WHAT TO DO: Collect each line in the listing below that contains the string "legend", and copy those lines.

--- START OF DATA SUPPLIED ---

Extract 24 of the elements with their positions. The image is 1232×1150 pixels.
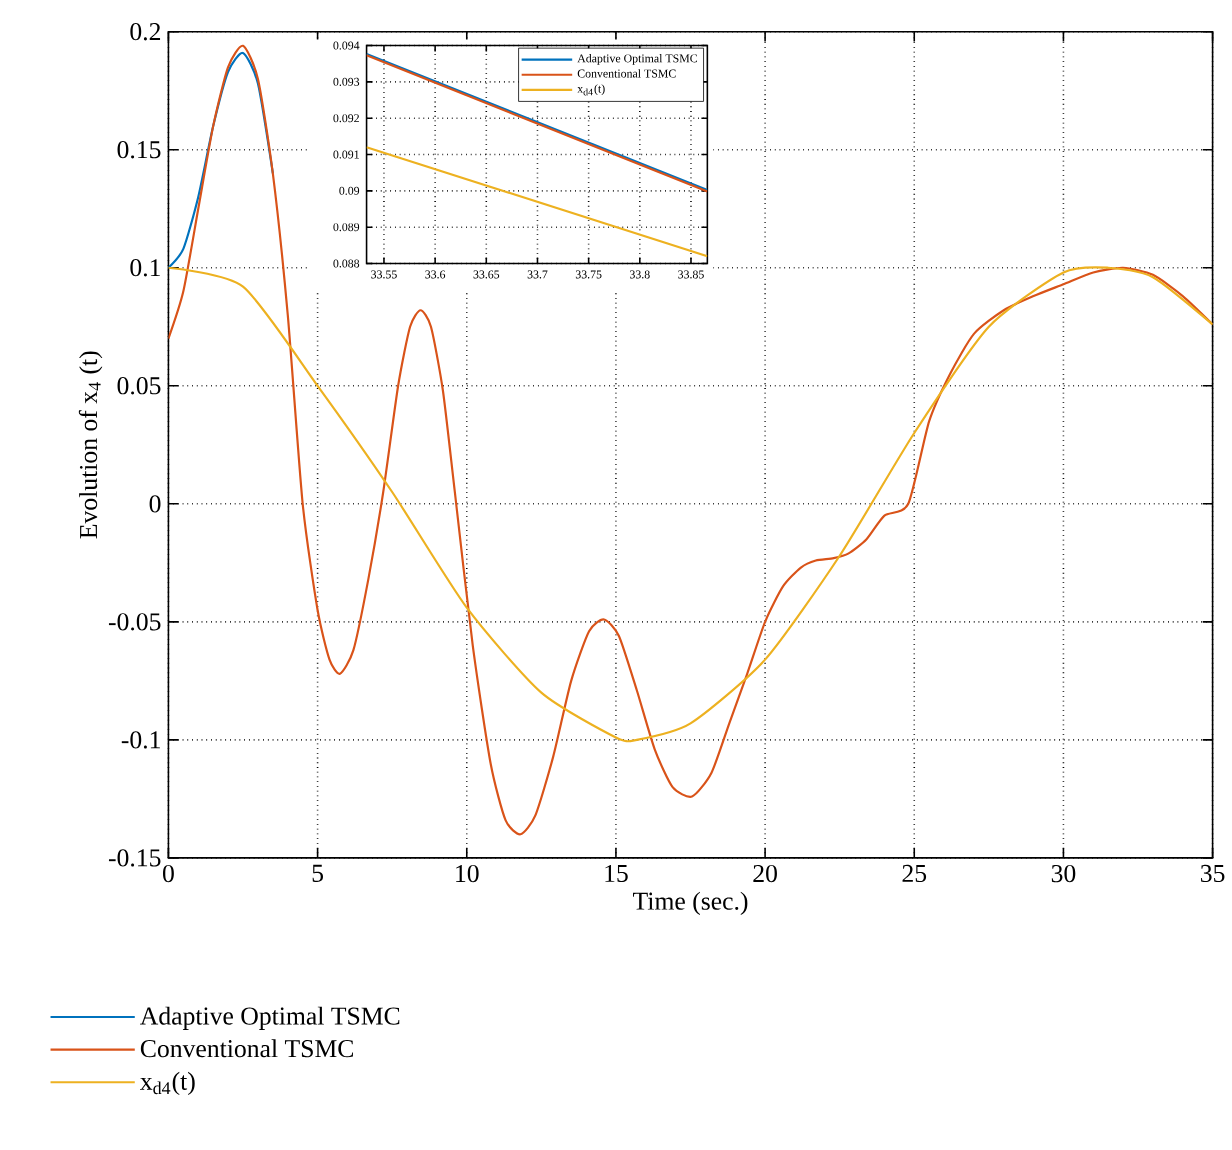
x-tick-label: 10: [456, 865, 479, 883]
line-series: [168, 266, 1213, 743]
x-axis-title: Time (sec.): [633, 892, 748, 916]
legend-label: Conventional TSMC: [140, 1039, 353, 1058]
y-tick-label: -0.05: [108, 613, 161, 631]
x-tick-label: 25: [902, 865, 927, 883]
y-tick-label: 0.2: [130, 23, 161, 41]
x-tick-label: 15: [605, 865, 628, 883]
x-tick-label: 30: [1051, 865, 1076, 883]
y-tick-label: 0.05: [117, 377, 161, 395]
legend-label: x$_{d4}$(t): [140, 1072, 195, 1096]
x-tick-label: 5: [312, 865, 323, 883]
x-tick-label: 20: [753, 865, 777, 883]
line-series: [168, 45, 1213, 836]
x-tick-label: 0: [163, 865, 174, 883]
y-tick-label: 0: [149, 495, 161, 513]
y-tick-label: -0.1: [121, 731, 160, 749]
y-axis-title: Evolution of x$_{4}$ (t): [78, 351, 103, 539]
y-tick-label: 0.1: [130, 259, 160, 277]
y-tick-label: -0.15: [108, 849, 161, 868]
y-tick-label: 0.15: [117, 141, 161, 159]
legend-label: Adaptive Optimal TSMC: [140, 1007, 400, 1031]
x-tick-label: 35: [1201, 865, 1225, 883]
line-series: [168, 52, 274, 270]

--- END OF DATA SUPPLIED ---

RESPONSE BELOW:
legend-label: Conventional TSMC: [140, 1039, 353, 1058]
legend-label: x$_{d4}$(t): [140, 1072, 195, 1096]
legend-label: Adaptive Optimal TSMC: [140, 1007, 400, 1031]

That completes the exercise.